WRITTEN TASK → Retype the material word for word.

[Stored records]
•••

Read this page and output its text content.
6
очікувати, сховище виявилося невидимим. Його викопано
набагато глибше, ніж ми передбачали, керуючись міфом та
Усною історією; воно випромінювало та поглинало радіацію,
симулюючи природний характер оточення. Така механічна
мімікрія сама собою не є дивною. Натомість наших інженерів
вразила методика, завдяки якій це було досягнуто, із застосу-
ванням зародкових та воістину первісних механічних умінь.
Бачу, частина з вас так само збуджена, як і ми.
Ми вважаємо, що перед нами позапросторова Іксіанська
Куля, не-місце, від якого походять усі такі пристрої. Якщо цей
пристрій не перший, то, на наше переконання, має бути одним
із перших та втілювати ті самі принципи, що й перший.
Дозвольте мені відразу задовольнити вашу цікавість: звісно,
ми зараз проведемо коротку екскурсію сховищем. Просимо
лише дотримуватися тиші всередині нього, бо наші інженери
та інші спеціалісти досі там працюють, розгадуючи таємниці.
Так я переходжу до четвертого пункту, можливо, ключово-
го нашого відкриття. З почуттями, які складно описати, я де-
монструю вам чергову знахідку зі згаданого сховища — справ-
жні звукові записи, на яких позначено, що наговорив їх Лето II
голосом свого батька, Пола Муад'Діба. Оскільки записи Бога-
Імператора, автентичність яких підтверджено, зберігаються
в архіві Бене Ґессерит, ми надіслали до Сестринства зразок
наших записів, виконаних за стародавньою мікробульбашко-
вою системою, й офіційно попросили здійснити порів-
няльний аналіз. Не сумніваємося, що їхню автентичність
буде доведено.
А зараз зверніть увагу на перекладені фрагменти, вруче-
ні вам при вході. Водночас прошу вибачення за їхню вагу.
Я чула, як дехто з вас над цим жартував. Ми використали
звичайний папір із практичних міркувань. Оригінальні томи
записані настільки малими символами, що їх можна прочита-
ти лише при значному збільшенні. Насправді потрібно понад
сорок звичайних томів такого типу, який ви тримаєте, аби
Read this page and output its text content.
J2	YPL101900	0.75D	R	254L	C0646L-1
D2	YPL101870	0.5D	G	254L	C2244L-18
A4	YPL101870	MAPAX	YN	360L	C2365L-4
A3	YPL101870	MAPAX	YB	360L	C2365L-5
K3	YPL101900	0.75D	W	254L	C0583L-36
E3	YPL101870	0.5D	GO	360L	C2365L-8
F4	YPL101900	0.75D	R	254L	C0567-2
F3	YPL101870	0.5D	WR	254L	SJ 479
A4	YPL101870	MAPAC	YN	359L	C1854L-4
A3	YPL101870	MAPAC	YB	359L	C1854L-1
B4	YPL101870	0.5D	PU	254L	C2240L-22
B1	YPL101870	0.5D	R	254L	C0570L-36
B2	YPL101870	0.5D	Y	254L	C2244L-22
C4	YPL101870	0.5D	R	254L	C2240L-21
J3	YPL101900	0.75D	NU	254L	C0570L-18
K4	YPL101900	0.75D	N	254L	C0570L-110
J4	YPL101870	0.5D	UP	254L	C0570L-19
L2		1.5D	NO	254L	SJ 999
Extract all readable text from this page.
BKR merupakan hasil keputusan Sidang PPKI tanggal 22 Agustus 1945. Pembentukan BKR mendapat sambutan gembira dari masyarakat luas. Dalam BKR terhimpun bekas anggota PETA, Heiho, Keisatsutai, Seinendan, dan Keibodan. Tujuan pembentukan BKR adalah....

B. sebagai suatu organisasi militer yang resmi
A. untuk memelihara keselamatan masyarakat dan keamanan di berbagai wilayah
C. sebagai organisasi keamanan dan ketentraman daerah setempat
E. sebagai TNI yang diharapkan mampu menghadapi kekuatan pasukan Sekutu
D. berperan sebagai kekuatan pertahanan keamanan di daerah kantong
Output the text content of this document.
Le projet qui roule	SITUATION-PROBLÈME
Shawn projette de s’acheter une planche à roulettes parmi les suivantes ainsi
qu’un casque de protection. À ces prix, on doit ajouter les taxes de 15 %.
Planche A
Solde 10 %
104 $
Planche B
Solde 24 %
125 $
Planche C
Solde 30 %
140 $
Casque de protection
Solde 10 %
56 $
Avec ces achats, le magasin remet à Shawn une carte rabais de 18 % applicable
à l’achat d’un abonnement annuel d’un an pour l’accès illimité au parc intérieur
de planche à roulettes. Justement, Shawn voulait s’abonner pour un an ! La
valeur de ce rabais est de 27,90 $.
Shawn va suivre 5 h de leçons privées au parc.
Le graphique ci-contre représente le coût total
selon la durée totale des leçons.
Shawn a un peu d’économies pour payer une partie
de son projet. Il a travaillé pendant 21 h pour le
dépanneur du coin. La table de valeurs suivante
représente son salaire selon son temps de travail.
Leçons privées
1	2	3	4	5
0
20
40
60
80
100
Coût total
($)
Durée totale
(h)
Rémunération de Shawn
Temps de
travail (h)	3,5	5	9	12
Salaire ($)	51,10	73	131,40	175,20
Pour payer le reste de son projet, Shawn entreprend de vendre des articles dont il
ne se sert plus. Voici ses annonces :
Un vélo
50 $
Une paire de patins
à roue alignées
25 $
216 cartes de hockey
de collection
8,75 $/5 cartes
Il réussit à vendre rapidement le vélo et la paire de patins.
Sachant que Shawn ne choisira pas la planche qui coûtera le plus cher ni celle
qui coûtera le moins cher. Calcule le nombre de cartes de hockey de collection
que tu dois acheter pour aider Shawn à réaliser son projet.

•••

THE REPLY →
Read this page and output its text content.
6
очікувати, сховище виявилося невидимим. Його викопано
набагато глибше, ніж ми передбачали, керуючись міфом та
Усною історією; воно випромінювало та поглинало радіацію,
симулюючи природний характер оточення. Така механічна
мімікрія сама собою не є дивною. Натомість наших інженерів
вразила методика, завдяки якій це було досягнуто, із застосу-
ванням зародкових та воістину первісних механічних умінь.
Бачу, частина з вас так само збуджена, як і ми.
Ми вважаємо, що перед нами позапросторова Іксіанська
Куля, не-місце, від якого походять усі такі пристрої. Якщо цей
пристрій не перший, то, на наше переконання, має бути одним
із перших та втілювати ті самі принципи, що й перший.
Дозвольте мені відразу задовольнити вашу цікавість: звісно,
ми зараз проведемо коротку екскурсію сховищем. Просимо
лише дотримуватися тиші всередині нього, бо наші інженери
та інші спеціалісти досі там працюють, розгадуючи таємниці.
Так я переходжу до четвертого пункту, можливо, ключово-
го нашого відкриття. З почуттями, які складно описати, я де-
монструю вам чергову знахідку зі згаданого сховища — справ-
жні звукові записи, на яких позначено, що наговорив їх Лето II
голосом свого батька, Пола Муад'Діба. Оскільки записи Бога-
Імператора, автентичність яких підтверджено, зберігаються
в архіві Бене Ґессерит, ми надіслали до Сестринства зразок
наших записів, виконаних за стародавньою мікробульбашко-
вою системою, й офіційно попросили здійснити порів-
няльний аналіз. Не сумніваємося, що їхню автентичність
буде доведено.
А зараз зверніть увагу на перекладені фрагменти, вруче-
ні вам при вході. Водночас прошу вибачення за їхню вагу.
Я чула, як дехто з вас над цим жартував. Ми використали
звичайний папір із практичних міркувань. Оригінальні томи
записані настільки малими символами, що їх можна прочита-
ти лише при значному збільшенні. Насправді потрібно понад
сорок звичайних томів такого типу, який ви тримаєте, аби
Read this page and output its text content.
J2	YPL101900	0.75D	R	254L	C0646L-1
D2	YPL101870	0.5D	G	254L	C2244L-18
A4	YPL101870	MAPAX	YN	360L	C2365L-4
A3	YPL101870	MAPAX	YB	360L	C2365L-5
K3	YPL101900	0.75D	W	254L	C0583L-36
E3	YPL101870	0.5D	GO	360L	C2365L-8
F4	YPL101900	0.75D	R	254L	C0567-2
F3	YPL101870	0.5D	WR	254L	SJ 479
A4	YPL101870	MAPAC	YN	359L	C1854L-4
A3	YPL101870	MAPAC	YB	359L	C1854L-1
B4	YPL101870	0.5D	PU	254L	C2240L-22
B1	YPL101870	0.5D	R	254L	C0570L-36
B2	YPL101870	0.5D	Y	254L	C2244L-22
C4	YPL101870	0.5D	R	254L	C2240L-21
J3	YPL101900	0.75D	NU	254L	C0570L-18
K4	YPL101900	0.75D	N	254L	C0570L-110
J4	YPL101870	0.5D	UP	254L	C0570L-19
L2		1.5D	NO	254L	SJ 999
Extract all readable text from this page.
BKR merupakan hasil keputusan Sidang PPKI tanggal 22 Agustus 1945. Pembentukan BKR mendapat sambutan gembira dari masyarakat luas. Dalam BKR terhimpun bekas anggota PETA, Heiho, Keisatsutai, Seinendan, dan Keibodan. Tujuan pembentukan BKR adalah....

B. sebagai suatu organisasi militer yang resmi
A. untuk memelihara keselamatan masyarakat dan keamanan di berbagai wilayah
C. sebagai organisasi keamanan dan ketentraman daerah setempat
E. sebagai TNI yang diharapkan mampu menghadapi kekuatan pasukan Sekutu
D. berperan sebagai kekuatan pertahanan keamanan di daerah kantong
Output the text content of this document.
Le projet qui roule	SITUATION-PROBLÈME
Shawn projette de s’acheter une planche à roulettes parmi les suivantes ainsi
qu’un casque de protection. À ces prix, on doit ajouter les taxes de 15 %.
Planche A
Solde 10 %
104 $
Planche B
Solde 24 %
125 $
Planche C
Solde 30 %
140 $
Casque de protection
Solde 10 %
56 $
Avec ces achats, le magasin remet à Shawn une carte rabais de 18 % applicable
à l’achat d’un abonnement annuel d’un an pour l’accès illimité au parc intérieur
de planche à roulettes. Justement, Shawn voulait s’abonner pour un an ! La
valeur de ce rabais est de 27,90 $.
Shawn va suivre 5 h de leçons privées au parc.
Le graphique ci-contre représente le coût total
selon la durée totale des leçons.
Shawn a un peu d’économies pour payer une partie
de son projet. Il a travaillé pendant 21 h pour le
dépanneur du coin. La table de valeurs suivante
représente son salaire selon son temps de travail.
Leçons privées
1	2	3	4	5
0
20
40
60
80
100
Coût total
($)
Durée totale
(h)
Rémunération de Shawn
Temps de
travail (h)	3,5	5	9	12
Salaire ($)	51,10	73	131,40	175,20
Pour payer le reste de son projet, Shawn entreprend de vendre des articles dont il
ne se sert plus. Voici ses annonces :
Un vélo
50 $
Une paire de patins
à roue alignées
25 $
216 cartes de hockey
de collection
8,75 $/5 cartes
Il réussit à vendre rapidement le vélo et la paire de patins.
Sachant que Shawn ne choisira pas la planche qui coûtera le plus cher ni celle
qui coûtera le moins cher. Calcule le nombre de cartes de hockey de collection
que tu dois acheter pour aider Shawn à réaliser son projet.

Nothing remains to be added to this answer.